Your goal -
Reproduce each line from the records that holds "BTRX".

Stored data -

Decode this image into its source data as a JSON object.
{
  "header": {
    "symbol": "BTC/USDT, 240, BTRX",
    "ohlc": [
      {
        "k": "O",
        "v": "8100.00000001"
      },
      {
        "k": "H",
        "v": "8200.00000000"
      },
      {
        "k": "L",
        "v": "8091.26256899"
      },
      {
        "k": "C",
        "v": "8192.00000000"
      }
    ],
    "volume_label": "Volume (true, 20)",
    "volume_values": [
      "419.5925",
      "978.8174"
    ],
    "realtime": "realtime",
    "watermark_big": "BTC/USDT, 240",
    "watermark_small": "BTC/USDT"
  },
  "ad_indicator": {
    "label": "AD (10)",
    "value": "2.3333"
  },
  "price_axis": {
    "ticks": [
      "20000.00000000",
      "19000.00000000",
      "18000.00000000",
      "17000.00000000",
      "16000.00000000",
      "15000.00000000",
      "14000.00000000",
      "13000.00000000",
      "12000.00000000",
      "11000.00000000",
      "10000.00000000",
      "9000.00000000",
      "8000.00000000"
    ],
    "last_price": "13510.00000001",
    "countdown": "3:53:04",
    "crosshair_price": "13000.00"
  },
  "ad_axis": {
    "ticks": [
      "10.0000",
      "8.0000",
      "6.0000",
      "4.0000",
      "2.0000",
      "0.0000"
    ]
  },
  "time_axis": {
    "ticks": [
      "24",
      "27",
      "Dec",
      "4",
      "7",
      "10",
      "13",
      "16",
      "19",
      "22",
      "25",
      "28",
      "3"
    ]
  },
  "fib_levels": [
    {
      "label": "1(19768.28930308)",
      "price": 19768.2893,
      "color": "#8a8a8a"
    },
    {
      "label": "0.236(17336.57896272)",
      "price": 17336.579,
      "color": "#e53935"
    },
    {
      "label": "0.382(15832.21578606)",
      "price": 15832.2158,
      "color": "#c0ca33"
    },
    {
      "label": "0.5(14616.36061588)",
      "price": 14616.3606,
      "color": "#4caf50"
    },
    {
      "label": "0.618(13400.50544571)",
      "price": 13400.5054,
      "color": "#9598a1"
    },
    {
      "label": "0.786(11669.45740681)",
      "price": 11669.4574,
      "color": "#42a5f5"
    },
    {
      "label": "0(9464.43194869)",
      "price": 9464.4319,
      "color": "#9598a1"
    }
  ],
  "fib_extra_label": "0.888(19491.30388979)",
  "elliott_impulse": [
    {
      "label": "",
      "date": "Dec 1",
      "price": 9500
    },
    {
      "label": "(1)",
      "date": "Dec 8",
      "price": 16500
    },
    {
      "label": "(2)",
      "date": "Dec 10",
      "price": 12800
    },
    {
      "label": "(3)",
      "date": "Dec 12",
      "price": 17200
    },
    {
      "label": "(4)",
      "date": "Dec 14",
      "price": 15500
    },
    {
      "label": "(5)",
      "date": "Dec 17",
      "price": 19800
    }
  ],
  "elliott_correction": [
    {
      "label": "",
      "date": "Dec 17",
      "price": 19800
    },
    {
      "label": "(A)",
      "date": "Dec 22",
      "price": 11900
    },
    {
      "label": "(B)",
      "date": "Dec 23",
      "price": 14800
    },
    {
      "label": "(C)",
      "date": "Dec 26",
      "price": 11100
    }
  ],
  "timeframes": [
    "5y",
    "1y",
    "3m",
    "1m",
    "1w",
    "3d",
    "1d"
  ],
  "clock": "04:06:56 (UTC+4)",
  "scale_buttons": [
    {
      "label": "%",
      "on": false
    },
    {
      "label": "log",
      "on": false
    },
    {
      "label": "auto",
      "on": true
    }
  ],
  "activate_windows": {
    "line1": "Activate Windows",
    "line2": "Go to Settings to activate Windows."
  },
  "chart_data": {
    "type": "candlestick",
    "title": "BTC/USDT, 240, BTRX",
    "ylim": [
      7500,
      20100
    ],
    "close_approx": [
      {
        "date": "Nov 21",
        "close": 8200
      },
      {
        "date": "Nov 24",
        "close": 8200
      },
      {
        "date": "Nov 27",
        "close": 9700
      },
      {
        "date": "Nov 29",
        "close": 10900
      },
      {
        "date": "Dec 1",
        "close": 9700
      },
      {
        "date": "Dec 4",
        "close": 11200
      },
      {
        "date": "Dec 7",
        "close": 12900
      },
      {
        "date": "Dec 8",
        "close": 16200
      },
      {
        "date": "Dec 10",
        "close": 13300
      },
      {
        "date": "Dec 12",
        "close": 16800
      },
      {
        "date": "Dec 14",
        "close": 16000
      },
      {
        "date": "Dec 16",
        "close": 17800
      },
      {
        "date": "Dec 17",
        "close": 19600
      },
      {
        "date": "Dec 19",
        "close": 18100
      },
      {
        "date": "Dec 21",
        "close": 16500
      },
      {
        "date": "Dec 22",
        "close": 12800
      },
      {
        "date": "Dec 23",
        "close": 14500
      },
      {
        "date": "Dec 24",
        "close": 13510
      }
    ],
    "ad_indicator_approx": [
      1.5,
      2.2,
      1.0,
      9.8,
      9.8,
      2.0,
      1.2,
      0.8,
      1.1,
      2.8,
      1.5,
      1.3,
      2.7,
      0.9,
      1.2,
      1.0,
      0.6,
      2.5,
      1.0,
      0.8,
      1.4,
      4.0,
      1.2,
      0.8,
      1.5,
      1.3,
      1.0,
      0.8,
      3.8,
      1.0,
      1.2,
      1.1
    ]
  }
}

Output of the task -
    "symbol": "BTC/USDT, 240, BTRX",
    "title": "BTC/USDT, 240, BTRX",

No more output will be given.